## Requirements
Check every line of the entries for "screenshot", and copy the lines that hold it.

(Dataset rows about figures)
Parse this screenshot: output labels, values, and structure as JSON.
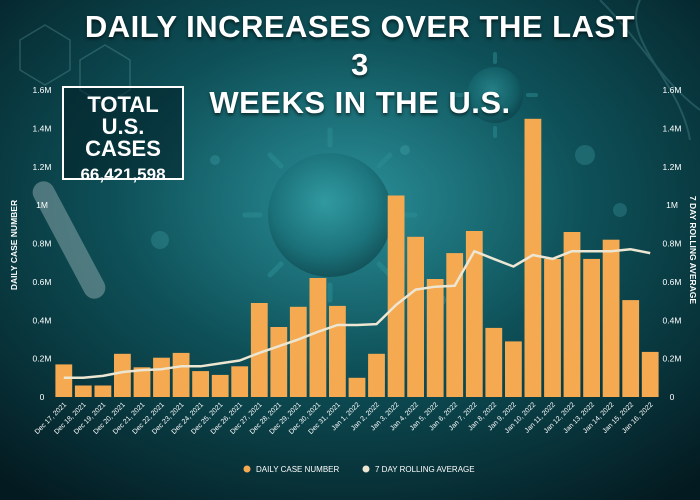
{
  "header": {
    "title_line1": "DAILY INCREASES OVER THE LAST 3",
    "title_line2": "WEEKS IN THE U.S."
  },
  "total_box": {
    "label_line1": "TOTAL U.S.",
    "label_line2": "CASES",
    "value": "66,421,598"
  },
  "colors": {
    "bar": "#f5a951",
    "line": "#ece6d2",
    "text": "#ffffff",
    "background": "#04252c"
  },
  "chart_data": {
    "type": "bar",
    "ylabel_left": "DAILY CASE NUMBER",
    "ylabel_right": "7 DAY ROLLING AVERAGE",
    "ylim": [
      0,
      1600000
    ],
    "ticks": [
      0,
      200000,
      400000,
      600000,
      800000,
      1000000,
      1200000,
      1400000,
      1600000
    ],
    "tick_labels": [
      "0",
      "0.2M",
      "0.4M",
      "0.6M",
      "0.8M",
      "1M",
      "1.2M",
      "1.4M",
      "1.6M"
    ],
    "grid": false,
    "legend_position": "bottom-center",
    "categories": [
      "Dec 17, 2021",
      "Dec 18, 2021",
      "Dec 19, 2021",
      "Dec 20, 2021",
      "Dec 21, 2021",
      "Dec 22, 2021",
      "Dec 23, 2021",
      "Dec 24, 2021",
      "Dec 25, 2021",
      "Dec 26, 2021",
      "Dec 27, 2021",
      "Dec 28, 2021",
      "Dec 29, 2021",
      "Dec 30, 2021",
      "Dec 31, 2021",
      "Jan 1, 2022",
      "Jan 2, 2022",
      "Jan 3, 2022",
      "Jan 4, 2022",
      "Jan 5, 2022",
      "Jan 6, 2022",
      "Jan 7, 2022",
      "Jan 8, 2022",
      "Jan 9, 2022",
      "Jan 10, 2022",
      "Jan 11, 2022",
      "Jan 12, 2022",
      "Jan 13, 2022",
      "Jan 14, 2022",
      "Jan 15, 2022",
      "Jan 16, 2022"
    ],
    "series": [
      {
        "name": "DAILY CASE NUMBER",
        "type": "bar",
        "values": [
          170000,
          60000,
          60000,
          225000,
          155000,
          205000,
          230000,
          135000,
          115000,
          160000,
          490000,
          365000,
          470000,
          620000,
          475000,
          100000,
          225000,
          1050000,
          835000,
          615000,
          750000,
          865000,
          360000,
          290000,
          1450000,
          720000,
          860000,
          720000,
          820000,
          505000,
          235000
        ]
      },
      {
        "name": "7 DAY ROLLING AVERAGE",
        "type": "line",
        "values": [
          100000,
          100000,
          110000,
          130000,
          140000,
          145000,
          160000,
          160000,
          175000,
          190000,
          230000,
          265000,
          300000,
          340000,
          375000,
          375000,
          380000,
          480000,
          560000,
          575000,
          580000,
          760000,
          720000,
          680000,
          740000,
          720000,
          760000,
          760000,
          760000,
          770000,
          750000
        ]
      }
    ]
  }
}
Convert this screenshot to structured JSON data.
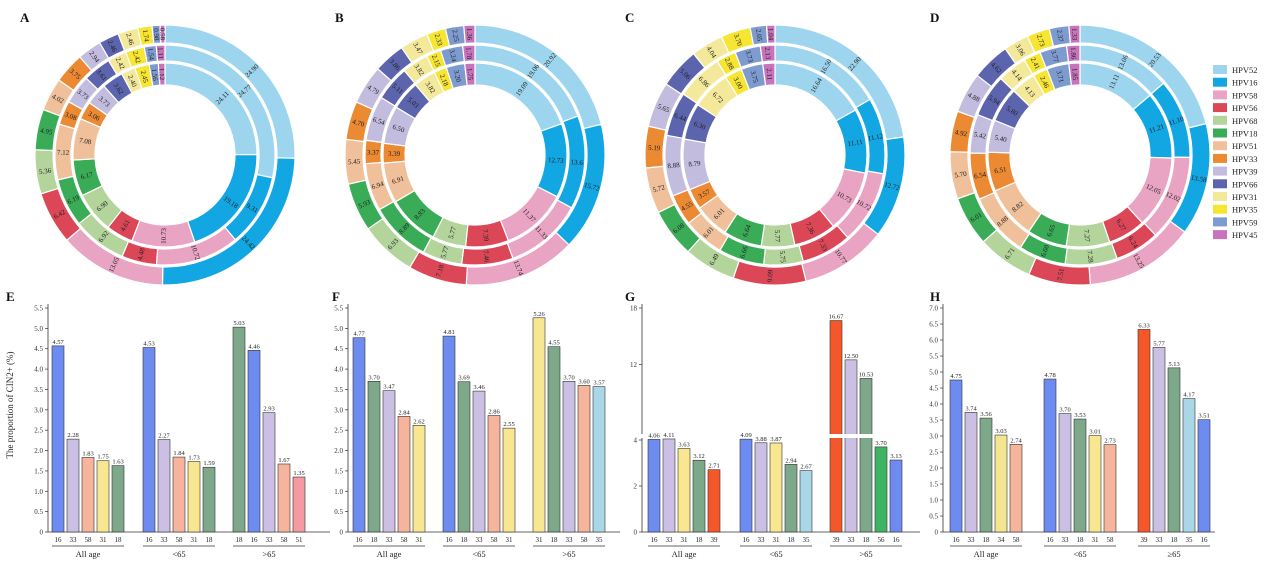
{
  "colors": {
    "HPV52": "#9dd5ef",
    "HPV16": "#12a6e2",
    "HPV58": "#e9a3c3",
    "HPV56": "#dc4758",
    "HPV68": "#b3d49a",
    "HPV18": "#3aac57",
    "HPV51": "#f0c09a",
    "HPV33": "#ec8a33",
    "HPV39": "#c2bddf",
    "HPV66": "#5b64ad",
    "HPV31": "#f4e99b",
    "HPV35": "#f6e533",
    "HPV59": "#7e9bd0",
    "HPV45": "#c774bd",
    "bar_16": "#6e8bf0",
    "bar_33": "#cbbfe3",
    "bar_58": "#f5b49b",
    "bar_31": "#f8e690",
    "bar_18": "#7ea88a",
    "bar_51": "#f49aa0",
    "bar_35": "#a9d7e8",
    "bar_39": "#f4582a",
    "bar_56": "#3cb464",
    "bar_34": "#f4e690"
  },
  "legend": {
    "labels": [
      "HPV52",
      "HPV16",
      "HPV58",
      "HPV56",
      "HPV68",
      "HPV18",
      "HPV51",
      "HPV33",
      "HPV39",
      "HPV66",
      "HPV31",
      "HPV35",
      "HPV59",
      "HPV45"
    ]
  },
  "y_axis_title": "The proportion of CIN2+ (%)",
  "chart_data": [
    {
      "panel": "A",
      "type": "pie",
      "rings": [
        {
          "values": [
            24.9,
            24.42,
            13.05,
            6.42,
            5.36,
            4.95,
            4.02,
            3.75,
            2.94,
            2.46,
            2.46,
            1.74,
            0.98,
            0.58
          ],
          "labels": [
            "24.90",
            "24.42",
            "13.05",
            "6.42",
            "5.36",
            "4.95",
            "4.02",
            "3.75",
            "2.94",
            "2.46",
            "2.46",
            "1.74",
            "0.98",
            "0.58"
          ]
        },
        {
          "values": [
            24.77,
            9.31,
            10.72,
            4.48,
            6.92,
            6.19,
            7.12,
            3.08,
            3.73,
            3.61,
            2.42,
            2.42,
            1.54,
            1.11
          ],
          "labels": [
            "24.77",
            "9.31",
            "10.72",
            "4.48",
            "6.92",
            "6.19",
            "7.12",
            "3.08",
            "3.73",
            "3.61",
            "2.42",
            "2.42",
            "1.54",
            "1.11"
          ]
        },
        {
          "values": [
            24.11,
            19.18,
            10.73,
            4.61,
            6.9,
            6.17,
            7.08,
            3.06,
            3.73,
            3.62,
            2.4,
            2.45,
            1.56,
            1.12
          ],
          "labels": [
            "24.11",
            "19.18",
            "10.73",
            "4.61",
            "6.90",
            "6.17",
            "7.08",
            "3.06",
            "3.73",
            "3.62",
            "2.40",
            "2.45",
            "1.56",
            "1.12"
          ]
        }
      ]
    },
    {
      "panel": "B",
      "type": "pie",
      "rings": [
        {
          "values": [
            20.92,
            15.72,
            13.74,
            7.18,
            6.93,
            5.93,
            5.45,
            4.7,
            4.79,
            3.86,
            3.47,
            2.33,
            2.25,
            1.36
          ],
          "labels": [
            "20.92",
            "15.72",
            "13.74",
            "7.18",
            "6.93",
            "5.93",
            "5.45",
            "4.70",
            "4.79",
            "3.86",
            "3.47",
            "2.33",
            "2.25",
            "1.36"
          ]
        },
        {
          "values": [
            19.06,
            13.6,
            11.33,
            7.46,
            5.77,
            8.89,
            6.94,
            3.37,
            6.54,
            5.11,
            3.82,
            2.15,
            3.24,
            1.78
          ],
          "labels": [
            "19.06",
            "13.6",
            "11.33",
            "7.46",
            "5.77",
            "8.89",
            "6.94",
            "3.37",
            "6.54",
            "5.11",
            "3.82",
            "2.15",
            "3.24",
            "1.78"
          ]
        },
        {
          "values": [
            19.09,
            12.73,
            11.37,
            7.39,
            5.77,
            8.83,
            6.91,
            3.39,
            6.5,
            5.03,
            3.82,
            2.18,
            3.2,
            1.75
          ],
          "labels": [
            "19.09",
            "12.73",
            "11.37",
            "7.39",
            "5.77",
            "8.83",
            "6.91",
            "3.39",
            "6.50",
            "5.03",
            "3.82",
            "2.18",
            "3.20",
            "1.75"
          ]
        }
      ]
    },
    {
      "panel": "C",
      "type": "pie",
      "rings": [
        {
          "values": [
            22.9,
            12.72,
            10.77,
            9.09,
            6.49,
            6.08,
            5.72,
            5.19,
            5.65,
            5.06,
            4.04,
            3.7,
            2.05,
            1.04
          ],
          "labels": [
            "22.90",
            "12.72",
            "10.77",
            "9.09",
            "6.49",
            "6.08",
            "5.72",
            "5.19",
            "5.65",
            "5.06",
            "4.04",
            "3.70",
            "2.05",
            "1.04"
          ]
        },
        {
          "values": [
            16.5,
            11.12,
            10.72,
            7.33,
            5.75,
            6.66,
            6.01,
            4.55,
            8.88,
            6.44,
            6.86,
            2.88,
            3.73,
            2.13
          ],
          "labels": [
            "16.50",
            "11.12",
            "10.72",
            "7.33",
            "5.75",
            "6.66",
            "6.01",
            "4.55",
            "8.88",
            "6.44",
            "6.86",
            "2.88",
            "3.73",
            "2.13"
          ]
        },
        {
          "values": [
            16.64,
            11.11,
            10.73,
            7.36,
            5.77,
            6.64,
            6.01,
            3.57,
            8.79,
            6.3,
            6.72,
            3.0,
            3.75,
            2.11
          ],
          "labels": [
            "16.64",
            "11.11",
            "10.73",
            "7.36",
            "5.77",
            "6.64",
            "6.01",
            "3.57",
            "8.79",
            "6.30",
            "6.72",
            "3.00",
            "3.75",
            "2.11"
          ]
        }
      ]
    },
    {
      "panel": "D",
      "type": "pie",
      "rings": [
        {
          "values": [
            20.53,
            13.58,
            13.25,
            7.51,
            6.71,
            6.01,
            5.7,
            4.92,
            4.88,
            4.62,
            3.06,
            2.73,
            2.37,
            1.33
          ],
          "labels": [
            "20.53",
            "13.58",
            "13.25",
            "7.51",
            "6.71",
            "6.01",
            "5.70",
            "4.92",
            "4.88",
            "4.62",
            "3.06",
            "2.73",
            "2.37",
            "1.33"
          ]
        },
        {
          "values": [
            13.06,
            11.1,
            12.02,
            6.24,
            7.28,
            6.6,
            8.88,
            6.54,
            5.42,
            5.94,
            4.14,
            2.41,
            3.77,
            1.86
          ],
          "labels": [
            "13.06",
            "11.10",
            "12.02",
            "6.24",
            "7.28",
            "6.60",
            "8.88",
            "6.54",
            "5.42",
            "5.94",
            "4.14",
            "2.41",
            "3.77",
            "1.86"
          ]
        },
        {
          "values": [
            13.11,
            11.21,
            12.05,
            6.27,
            7.27,
            6.65,
            8.82,
            6.51,
            5.4,
            5.8,
            4.13,
            2.46,
            3.71,
            1.85
          ],
          "labels": [
            "13.11",
            "11.21",
            "12.05",
            "6.27",
            "7.27",
            "6.65",
            "8.82",
            "6.51",
            "5.40",
            "5.80",
            "4.13",
            "2.46",
            "3.71",
            "1.85"
          ]
        }
      ]
    },
    {
      "panel": "E",
      "type": "bar",
      "ylim": [
        0,
        5.5
      ],
      "yticks": [
        "0",
        "0.5",
        "1.0",
        "1.5",
        "2.0",
        "2.5",
        "3.0",
        "3.5",
        "4.0",
        "4.5",
        "5.0",
        "5.5"
      ],
      "groups": [
        {
          "name": "All age",
          "bars": [
            {
              "cat": "16",
              "value": 4.57,
              "label": "4.57"
            },
            {
              "cat": "33",
              "value": 2.28,
              "label": "2.28"
            },
            {
              "cat": "58",
              "value": 1.83,
              "label": "1.83"
            },
            {
              "cat": "31",
              "value": 1.75,
              "label": "1.75"
            },
            {
              "cat": "18",
              "value": 1.63,
              "label": "1.63"
            }
          ]
        },
        {
          "name": "<65",
          "bars": [
            {
              "cat": "16",
              "value": 4.53,
              "label": "4.53"
            },
            {
              "cat": "33",
              "value": 2.27,
              "label": "2.27"
            },
            {
              "cat": "58",
              "value": 1.84,
              "label": "1.84"
            },
            {
              "cat": "31",
              "value": 1.73,
              "label": "1.73"
            },
            {
              "cat": "18",
              "value": 1.59,
              "label": "1.59"
            }
          ]
        },
        {
          "name": ">65",
          "bars": [
            {
              "cat": "18",
              "value": 5.03,
              "label": "5.03"
            },
            {
              "cat": "16",
              "value": 4.46,
              "label": "4.46"
            },
            {
              "cat": "33",
              "value": 2.93,
              "label": "2.93"
            },
            {
              "cat": "58",
              "value": 1.67,
              "label": "1.67"
            },
            {
              "cat": "51",
              "value": 1.35,
              "label": "1.35"
            }
          ]
        }
      ]
    },
    {
      "panel": "F",
      "type": "bar",
      "ylim": [
        0,
        5.5
      ],
      "yticks": [
        "0",
        "0.5",
        "1.0",
        "1.5",
        "2.0",
        "2.5",
        "3.0",
        "3.5",
        "4.0",
        "4.5",
        "5.0",
        "5.5"
      ],
      "groups": [
        {
          "name": "All age",
          "bars": [
            {
              "cat": "16",
              "value": 4.77,
              "label": "4.77"
            },
            {
              "cat": "18",
              "value": 3.7,
              "label": "3.70"
            },
            {
              "cat": "33",
              "value": 3.47,
              "label": "3.47"
            },
            {
              "cat": "58",
              "value": 2.84,
              "label": "2.84"
            },
            {
              "cat": "31",
              "value": 2.62,
              "label": "2.62"
            }
          ]
        },
        {
          "name": "<65",
          "bars": [
            {
              "cat": "16",
              "value": 4.81,
              "label": "4.81"
            },
            {
              "cat": "18",
              "value": 3.69,
              "label": "3.69"
            },
            {
              "cat": "33",
              "value": 3.46,
              "label": "3.46"
            },
            {
              "cat": "58",
              "value": 2.86,
              "label": "2.86"
            },
            {
              "cat": "31",
              "value": 2.55,
              "label": "2.55"
            }
          ]
        },
        {
          "name": ">65",
          "bars": [
            {
              "cat": "31",
              "value": 5.26,
              "label": "5.26"
            },
            {
              "cat": "18",
              "value": 4.55,
              "label": "4.55"
            },
            {
              "cat": "33",
              "value": 3.7,
              "label": "3.70"
            },
            {
              "cat": "58",
              "value": 3.6,
              "label": "3.60"
            },
            {
              "cat": "35",
              "value": 3.57,
              "label": "3.57"
            }
          ]
        }
      ]
    },
    {
      "panel": "G",
      "type": "bar",
      "ylim": [
        0,
        18
      ],
      "yticks": [
        "0",
        "2",
        "4",
        "12",
        "18"
      ],
      "axis_break": true,
      "groups": [
        {
          "name": "All age",
          "bars": [
            {
              "cat": "16",
              "value": 4.06,
              "label": "4.06"
            },
            {
              "cat": "33",
              "value": 4.11,
              "label": "4.11"
            },
            {
              "cat": "31",
              "value": 3.63,
              "label": "3.63"
            },
            {
              "cat": "18",
              "value": 3.12,
              "label": "3.12"
            },
            {
              "cat": "39",
              "value": 2.71,
              "label": "2.71"
            }
          ]
        },
        {
          "name": "<65",
          "bars": [
            {
              "cat": "16",
              "value": 4.09,
              "label": "4.09"
            },
            {
              "cat": "33",
              "value": 3.88,
              "label": "3.88"
            },
            {
              "cat": "31",
              "value": 3.87,
              "label": "3.87"
            },
            {
              "cat": "18",
              "value": 2.94,
              "label": "2.94"
            },
            {
              "cat": "35",
              "value": 2.67,
              "label": "2.67"
            }
          ]
        },
        {
          "name": ">65",
          "bars": [
            {
              "cat": "39",
              "value": 16.67,
              "label": "16.67"
            },
            {
              "cat": "33",
              "value": 12.5,
              "label": "12.50"
            },
            {
              "cat": "18",
              "value": 10.53,
              "label": "10.53"
            },
            {
              "cat": "56",
              "value": 3.7,
              "label": "3.70"
            },
            {
              "cat": "16",
              "value": 3.13,
              "label": "3.13"
            }
          ]
        }
      ]
    },
    {
      "panel": "H",
      "type": "bar",
      "ylim": [
        0,
        7.0
      ],
      "yticks": [
        "0",
        "0.5",
        "1.0",
        "1.5",
        "2.0",
        "2.5",
        "3.0",
        "3.5",
        "4.0",
        "4.5",
        "5.0",
        "5.5",
        "6.0",
        "6.5",
        "7.0"
      ],
      "groups": [
        {
          "name": "All age",
          "bars": [
            {
              "cat": "16",
              "value": 4.75,
              "label": "4.75"
            },
            {
              "cat": "33",
              "value": 3.74,
              "label": "3.74"
            },
            {
              "cat": "18",
              "value": 3.56,
              "label": "3.56"
            },
            {
              "cat": "34",
              "value": 3.03,
              "label": "3.03"
            },
            {
              "cat": "58",
              "value": 2.74,
              "label": "2.74"
            }
          ]
        },
        {
          "name": "<65",
          "bars": [
            {
              "cat": "16",
              "value": 4.78,
              "label": "4.78"
            },
            {
              "cat": "33",
              "value": 3.7,
              "label": "3.70"
            },
            {
              "cat": "18",
              "value": 3.53,
              "label": "3.53"
            },
            {
              "cat": "31",
              "value": 3.01,
              "label": "3.01"
            },
            {
              "cat": "58",
              "value": 2.73,
              "label": "2.73"
            }
          ]
        },
        {
          "name": "≥65",
          "bars": [
            {
              "cat": "39",
              "value": 6.33,
              "label": "6.33"
            },
            {
              "cat": "33",
              "value": 5.77,
              "label": "5.77"
            },
            {
              "cat": "18",
              "value": 5.13,
              "label": "5.13"
            },
            {
              "cat": "35",
              "value": 4.17,
              "label": "4.17"
            },
            {
              "cat": "16",
              "value": 3.51,
              "label": "3.51"
            }
          ]
        }
      ]
    }
  ]
}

## Solved exercise
Parse this screenshot: output labels, values, and structure as JSON.
Convert this screenshot to structured JSON data.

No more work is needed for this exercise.